#### Stated goal
Write out the material again word for word, dropping any images it holds.

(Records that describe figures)

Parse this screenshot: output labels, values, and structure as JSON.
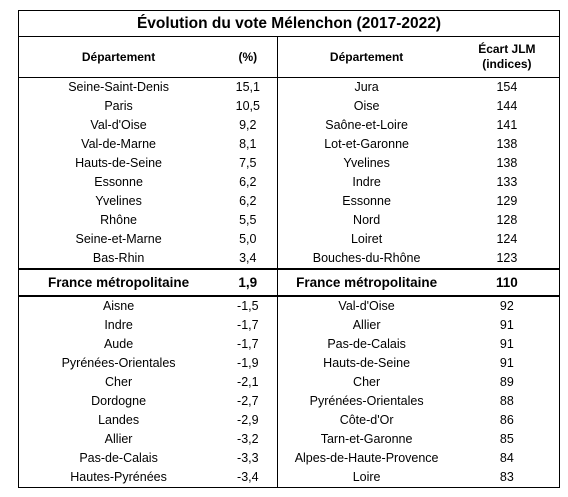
{
  "title": "Évolution du vote Mélenchon (2017-2022)",
  "headers": [
    "Département",
    "(%)",
    "Département",
    "Écart JLM",
    "(indices)"
  ],
  "top_rows": [
    [
      "Seine-Saint-Denis",
      "15,1",
      "Jura",
      "154"
    ],
    [
      "Paris",
      "10,5",
      "Oise",
      "144"
    ],
    [
      "Val-d'Oise",
      "9,2",
      "Saône-et-Loire",
      "141"
    ],
    [
      "Val-de-Marne",
      "8,1",
      "Lot-et-Garonne",
      "138"
    ],
    [
      "Hauts-de-Seine",
      "7,5",
      "Yvelines",
      "138"
    ],
    [
      "Essonne",
      "6,2",
      "Indre",
      "133"
    ],
    [
      "Yvelines",
      "6,2",
      "Essonne",
      "129"
    ],
    [
      "Rhône",
      "5,5",
      "Nord",
      "128"
    ],
    [
      "Seine-et-Marne",
      "5,0",
      "Loiret",
      "124"
    ],
    [
      "Bas-Rhin",
      "3,4",
      "Bouches-du-Rhône",
      "123"
    ]
  ],
  "total_row": [
    "France métropolitaine",
    "1,9",
    "France métropolitaine",
    "110"
  ],
  "bottom_rows": [
    [
      "Aisne",
      "-1,5",
      "Val-d'Oise",
      "92"
    ],
    [
      "Indre",
      "-1,7",
      "Allier",
      "91"
    ],
    [
      "Aude",
      "-1,7",
      "Pas-de-Calais",
      "91"
    ],
    [
      "Pyrénées-Orientales",
      "-1,9",
      "Hauts-de-Seine",
      "91"
    ],
    [
      "Cher",
      "-2,1",
      "Cher",
      "89"
    ],
    [
      "Dordogne",
      "-2,7",
      "Pyrénées-Orientales",
      "88"
    ],
    [
      "Landes",
      "-2,9",
      "Côte-d'Or",
      "86"
    ],
    [
      "Allier",
      "-3,2",
      "Tarn-et-Garonne",
      "85"
    ],
    [
      "Pas-de-Calais",
      "-3,3",
      "Alpes-de-Haute-Provence",
      "84"
    ],
    [
      "Hautes-Pyrénées",
      "-3,4",
      "Loire",
      "83"
    ]
  ]
}
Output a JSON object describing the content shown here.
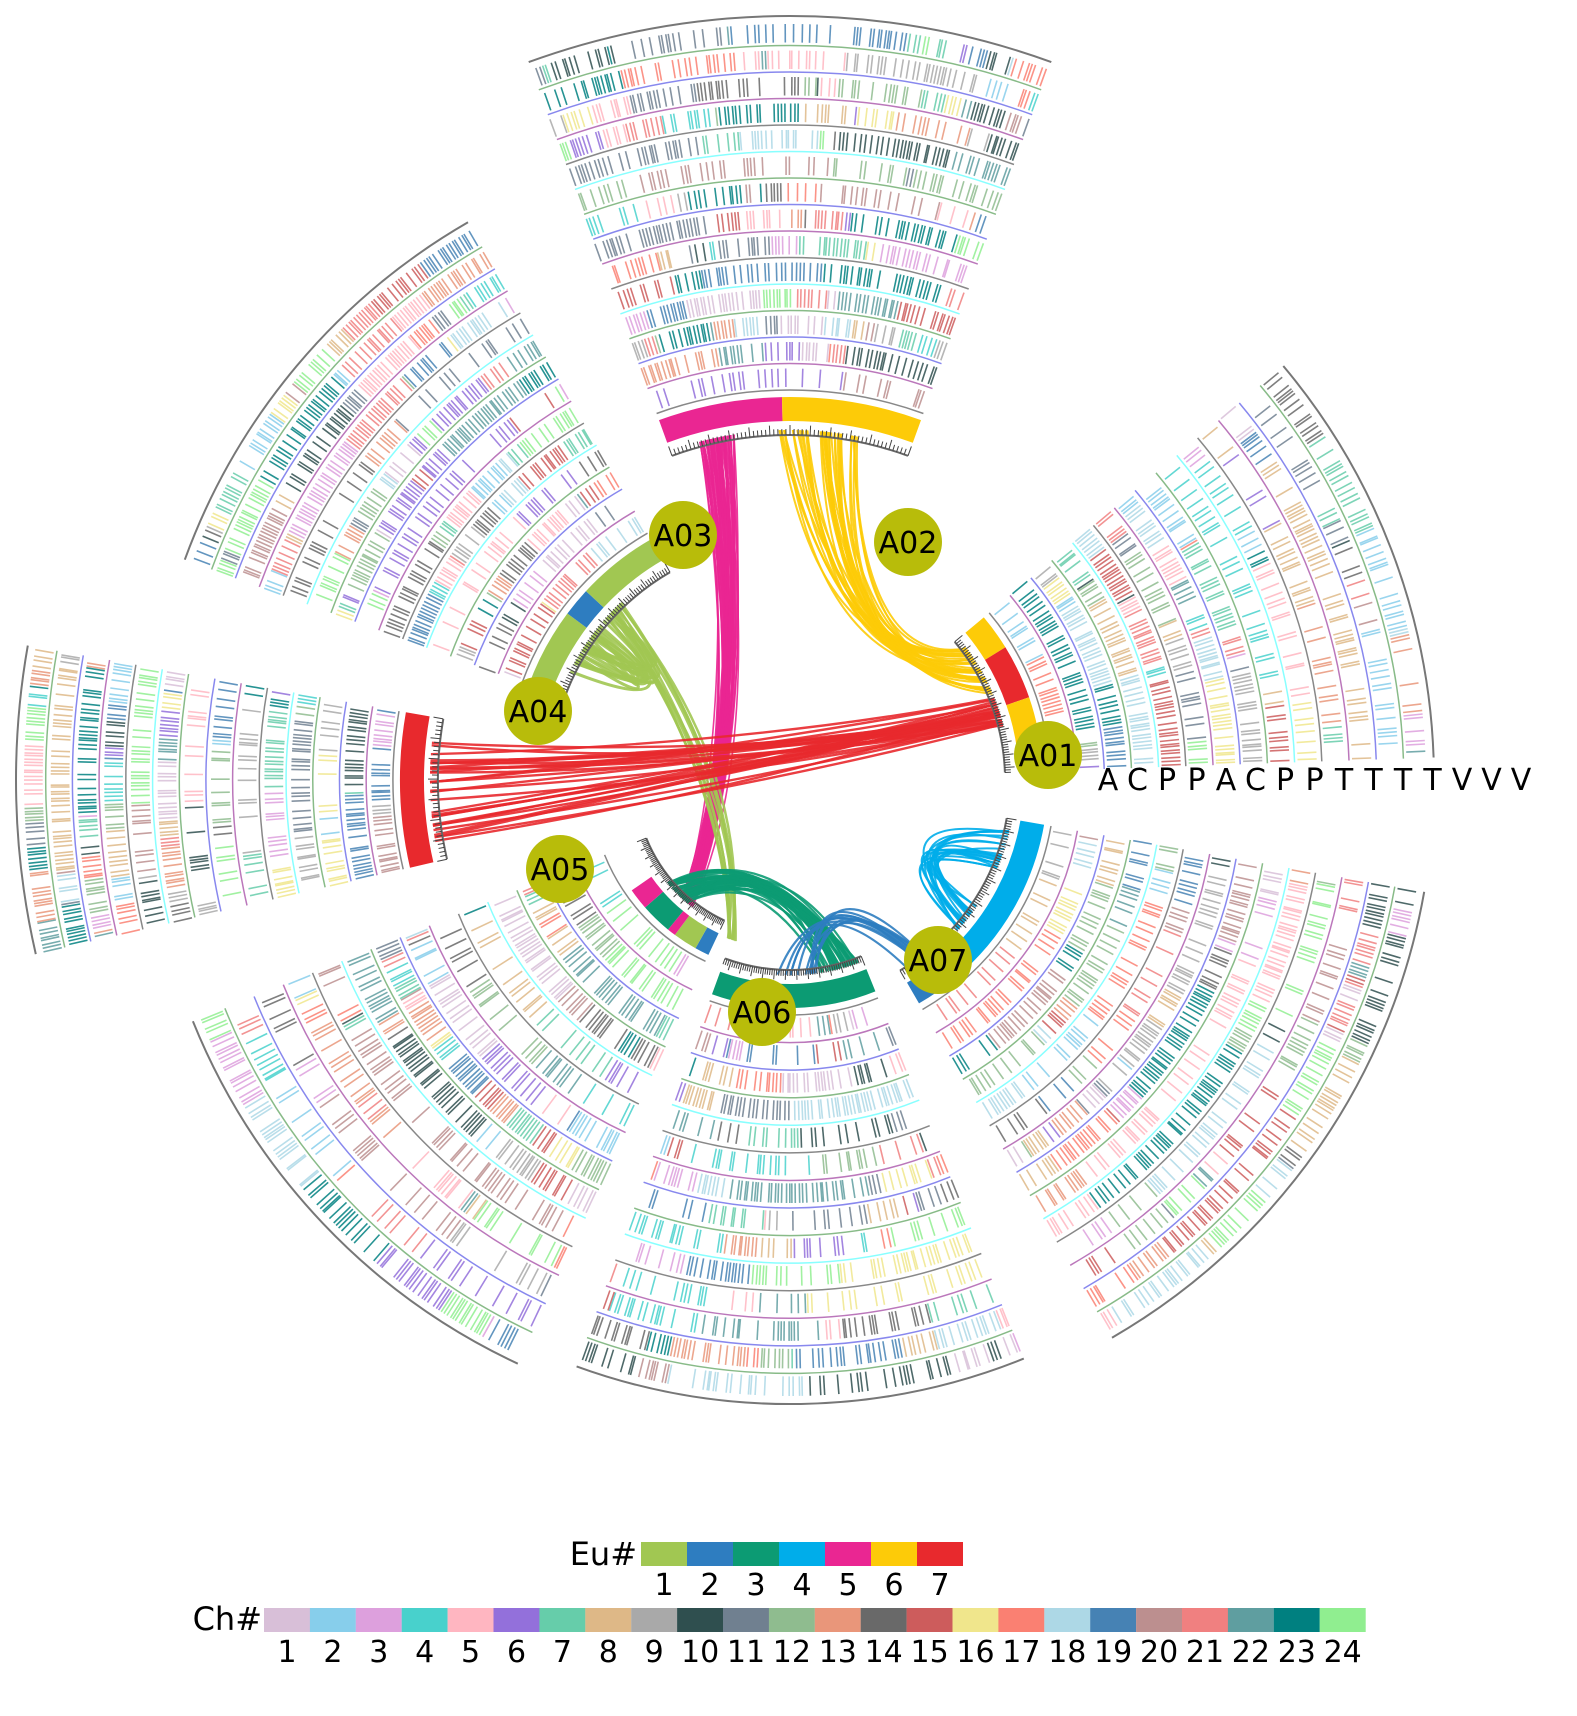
{
  "chromosomes": [
    {
      "label": "A01",
      "color": "#b8bc0a"
    },
    {
      "label": "A02",
      "color": "#b8bc0a"
    },
    {
      "label": "A03",
      "color": "#b8bc0a"
    },
    {
      "label": "A04",
      "color": "#b8bc0a"
    },
    {
      "label": "A05",
      "color": "#b8bc0a"
    },
    {
      "label": "A06",
      "color": "#b8bc0a"
    },
    {
      "label": "A07",
      "color": "#b8bc0a"
    }
  ],
  "track_labels": [
    "A",
    "C",
    "P",
    "P",
    "A",
    "C",
    "P",
    "P",
    "T",
    "T",
    "T",
    "T",
    "V",
    "V",
    "V"
  ],
  "legend_eu": {
    "title": "Eu#",
    "items": [
      {
        "label": "1",
        "color": "#a1c752"
      },
      {
        "label": "2",
        "color": "#2e7dc0"
      },
      {
        "label": "3",
        "color": "#0c9b73"
      },
      {
        "label": "4",
        "color": "#00adea"
      },
      {
        "label": "5",
        "color": "#ea2692"
      },
      {
        "label": "6",
        "color": "#fdcb08"
      },
      {
        "label": "7",
        "color": "#e8292d"
      }
    ]
  },
  "legend_ch": {
    "title": "Ch#",
    "items": [
      {
        "label": "1",
        "color": "#d8bfd8"
      },
      {
        "label": "2",
        "color": "#87ceeb"
      },
      {
        "label": "3",
        "color": "#dda0dd"
      },
      {
        "label": "4",
        "color": "#48d1cc"
      },
      {
        "label": "5",
        "color": "#ffb6c1"
      },
      {
        "label": "6",
        "color": "#9370db"
      },
      {
        "label": "7",
        "color": "#66cdaa"
      },
      {
        "label": "8",
        "color": "#deb887"
      },
      {
        "label": "9",
        "color": "#a9a9a9"
      },
      {
        "label": "10",
        "color": "#2f4f4f"
      },
      {
        "label": "11",
        "color": "#708090"
      },
      {
        "label": "12",
        "color": "#8fbc8f"
      },
      {
        "label": "13",
        "color": "#e9967a"
      },
      {
        "label": "14",
        "color": "#696969"
      },
      {
        "label": "15",
        "color": "#cd5c5c"
      },
      {
        "label": "16",
        "color": "#f0e68c"
      },
      {
        "label": "17",
        "color": "#fa8072"
      },
      {
        "label": "18",
        "color": "#add8e6"
      },
      {
        "label": "19",
        "color": "#4682b4"
      },
      {
        "label": "20",
        "color": "#bc8f8f"
      },
      {
        "label": "21",
        "color": "#f08080"
      },
      {
        "label": "22",
        "color": "#5f9ea0"
      },
      {
        "label": "23",
        "color": "#008080"
      },
      {
        "label": "24",
        "color": "#90ee90"
      }
    ]
  }
}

#### The reply
Parse this screenshot: output labels, values, and structure as JSON.
{
  "title": "Évolution du vote Mélenchon (2017-2022)",
  "headers": [
    "Département",
    "(%)",
    "Département",
    "Écart JLM",
    "(indices)"
  ],
  "top_rows": [
    [
      "Seine-Saint-Denis",
      "15,1",
      "Jura",
      "154"
    ],
    [
      "Paris",
      "10,5",
      "Oise",
      "144"
    ],
    [
      "Val-d'Oise",
      "9,2",
      "Saône-et-Loire",
      "141"
    ],
    [
      "Val-de-Marne",
      "8,1",
      "Lot-et-Garonne",
      "138"
    ],
    [
      "Hauts-de-Seine",
      "7,5",
      "Yvelines",
      "138"
    ],
    [
      "Essonne",
      "6,2",
      "Indre",
      "133"
    ],
    [
      "Yvelines",
      "6,2",
      "Essonne",
      "129"
    ],
    [
      "Rhône",
      "5,5",
      "Nord",
      "128"
    ],
    [
      "Seine-et-Marne",
      "5,0",
      "Loiret",
      "124"
    ],
    [
      "Bas-Rhin",
      "3,4",
      "Bouches-du-Rhône",
      "123"
    ]
  ],
  "total_row": [
    "France métropolitaine",
    "1,9",
    "France métropolitaine",
    "110"
  ],
  "bottom_rows": [
    [
      "Aisne",
      "-1,5",
      "Val-d'Oise",
      "92"
    ],
    [
      "Indre",
      "-1,7",
      "Allier",
      "91"
    ],
    [
      "Aude",
      "-1,7",
      "Pas-de-Calais",
      "91"
    ],
    [
      "Pyrénées-Orientales",
      "-1,9",
      "Hauts-de-Seine",
      "91"
    ],
    [
      "Cher",
      "-2,1",
      "Cher",
      "89"
    ],
    [
      "Dordogne",
      "-2,7",
      "Pyrénées-Orientales",
      "88"
    ],
    [
      "Landes",
      "-2,9",
      "Côte-d'Or",
      "86"
    ],
    [
      "Allier",
      "-3,2",
      "Tarn-et-Garonne",
      "85"
    ],
    [
      "Pas-de-Calais",
      "-3,3",
      "Alpes-de-Haute-Provence",
      "84"
    ],
    [
      "Hautes-Pyrénées",
      "-3,4",
      "Loire",
      "83"
    ]
  ]
}
Output a JSON object describing the content shown here.
{
  "chromosomes": [
    {
      "label": "A01",
      "color": "#b8bc0a"
    },
    {
      "label": "A02",
      "color": "#b8bc0a"
    },
    {
      "label": "A03",
      "color": "#b8bc0a"
    },
    {
      "label": "A04",
      "color": "#b8bc0a"
    },
    {
      "label": "A05",
      "color": "#b8bc0a"
    },
    {
      "label": "A06",
      "color": "#b8bc0a"
    },
    {
      "label": "A07",
      "color": "#b8bc0a"
    }
  ],
  "track_labels": [
    "A",
    "C",
    "P",
    "P",
    "A",
    "C",
    "P",
    "P",
    "T",
    "T",
    "T",
    "T",
    "V",
    "V",
    "V"
  ],
  "legend_eu": {
    "title": "Eu#",
    "items": [
      {
        "label": "1",
        "color": "#a1c752"
      },
      {
        "label": "2",
        "color": "#2e7dc0"
      },
      {
        "label": "3",
        "color": "#0c9b73"
      },
      {
        "label": "4",
        "color": "#00adea"
      },
      {
        "label": "5",
        "color": "#ea2692"
      },
      {
        "label": "6",
        "color": "#fdcb08"
      },
      {
        "label": "7",
        "color": "#e8292d"
      }
    ]
  },
  "legend_ch": {
    "title": "Ch#",
    "items": [
      {
        "label": "1",
        "color": "#d8bfd8"
      },
      {
        "label": "2",
        "color": "#87ceeb"
      },
      {
        "label": "3",
        "color": "#dda0dd"
      },
      {
        "label": "4",
        "color": "#48d1cc"
      },
      {
        "label": "5",
        "color": "#ffb6c1"
      },
      {
        "label": "6",
        "color": "#9370db"
      },
      {
        "label": "7",
        "color": "#66cdaa"
      },
      {
        "label": "8",
        "color": "#deb887"
      },
      {
        "label": "9",
        "color": "#a9a9a9"
      },
      {
        "label": "10",
        "color": "#2f4f4f"
      },
      {
        "label": "11",
        "color": "#708090"
      },
      {
        "label": "12",
        "color": "#8fbc8f"
      },
      {
        "label": "13",
        "color": "#e9967a"
      },
      {
        "label": "14",
        "color": "#696969"
      },
      {
        "label": "15",
        "color": "#cd5c5c"
      },
      {
        "label": "16",
        "color": "#f0e68c"
      },
      {
        "label": "17",
        "color": "#fa8072"
      },
      {
        "label": "18",
        "color": "#add8e6"
      },
      {
        "label": "19",
        "color": "#4682b4"
      },
      {
        "label": "20",
        "color": "#bc8f8f"
      },
      {
        "label": "21",
        "color": "#f08080"
      },
      {
        "label": "22",
        "color": "#5f9ea0"
      },
      {
        "label": "23",
        "color": "#008080"
      },
      {
        "label": "24",
        "color": "#90ee90"
      }
    ]
  }
}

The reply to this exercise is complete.